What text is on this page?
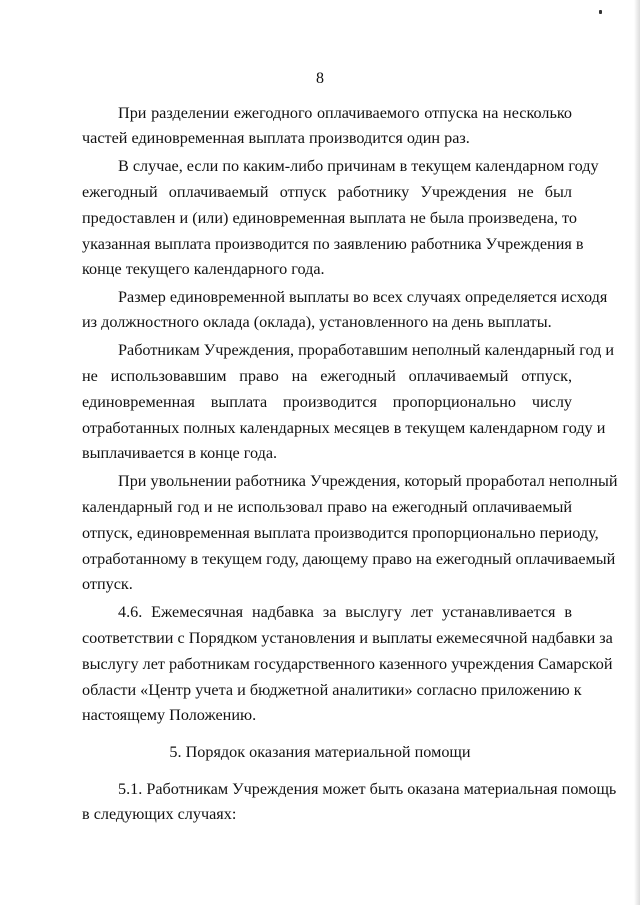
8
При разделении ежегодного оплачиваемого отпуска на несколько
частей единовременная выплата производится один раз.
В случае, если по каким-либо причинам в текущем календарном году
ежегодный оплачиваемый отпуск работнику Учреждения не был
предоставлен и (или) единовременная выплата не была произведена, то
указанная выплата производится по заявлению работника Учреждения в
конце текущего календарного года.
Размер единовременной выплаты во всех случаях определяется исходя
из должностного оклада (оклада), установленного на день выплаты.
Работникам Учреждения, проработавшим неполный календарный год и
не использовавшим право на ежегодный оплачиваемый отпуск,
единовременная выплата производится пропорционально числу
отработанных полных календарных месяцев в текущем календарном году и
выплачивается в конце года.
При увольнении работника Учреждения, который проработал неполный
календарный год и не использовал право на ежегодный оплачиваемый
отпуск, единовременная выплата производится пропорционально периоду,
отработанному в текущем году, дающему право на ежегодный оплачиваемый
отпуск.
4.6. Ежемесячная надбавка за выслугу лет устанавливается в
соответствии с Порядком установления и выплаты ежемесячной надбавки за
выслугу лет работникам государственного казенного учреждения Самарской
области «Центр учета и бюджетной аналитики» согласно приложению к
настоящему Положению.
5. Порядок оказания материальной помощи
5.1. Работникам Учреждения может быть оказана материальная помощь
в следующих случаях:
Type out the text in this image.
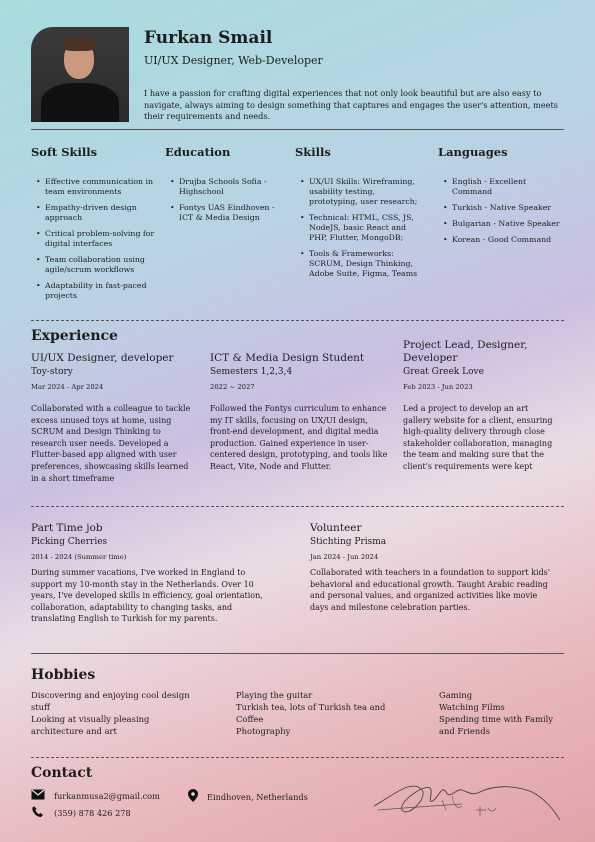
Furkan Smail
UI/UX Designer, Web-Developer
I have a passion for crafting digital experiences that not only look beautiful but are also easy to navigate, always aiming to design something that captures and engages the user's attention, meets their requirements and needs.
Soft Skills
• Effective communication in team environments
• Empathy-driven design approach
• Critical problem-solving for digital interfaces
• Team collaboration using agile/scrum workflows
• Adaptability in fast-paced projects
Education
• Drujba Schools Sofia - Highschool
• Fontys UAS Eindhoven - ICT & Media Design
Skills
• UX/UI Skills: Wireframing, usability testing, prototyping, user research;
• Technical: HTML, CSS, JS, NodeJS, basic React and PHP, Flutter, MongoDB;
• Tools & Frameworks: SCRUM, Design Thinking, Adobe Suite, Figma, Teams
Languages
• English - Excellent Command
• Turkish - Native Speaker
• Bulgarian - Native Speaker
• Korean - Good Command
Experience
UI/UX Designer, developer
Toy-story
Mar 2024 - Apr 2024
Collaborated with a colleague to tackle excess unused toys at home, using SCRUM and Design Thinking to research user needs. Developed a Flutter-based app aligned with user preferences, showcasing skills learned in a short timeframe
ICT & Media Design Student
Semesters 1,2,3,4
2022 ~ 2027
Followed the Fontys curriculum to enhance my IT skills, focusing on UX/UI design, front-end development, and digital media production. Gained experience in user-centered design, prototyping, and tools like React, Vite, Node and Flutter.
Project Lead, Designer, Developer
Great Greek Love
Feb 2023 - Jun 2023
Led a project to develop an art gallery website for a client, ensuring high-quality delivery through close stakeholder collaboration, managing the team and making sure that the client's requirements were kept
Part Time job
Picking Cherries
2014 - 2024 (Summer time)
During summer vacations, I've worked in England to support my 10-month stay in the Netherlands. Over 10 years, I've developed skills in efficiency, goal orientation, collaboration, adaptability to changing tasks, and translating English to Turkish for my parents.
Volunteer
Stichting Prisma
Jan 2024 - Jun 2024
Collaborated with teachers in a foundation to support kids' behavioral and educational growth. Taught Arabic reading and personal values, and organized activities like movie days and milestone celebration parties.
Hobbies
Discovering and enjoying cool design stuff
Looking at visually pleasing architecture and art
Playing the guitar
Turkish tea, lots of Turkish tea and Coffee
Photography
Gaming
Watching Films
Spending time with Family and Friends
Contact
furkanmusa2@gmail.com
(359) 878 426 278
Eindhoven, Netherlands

******

> **Exercise**
Tally the lines holding the string "needs" and give only the count.

> **Result**
2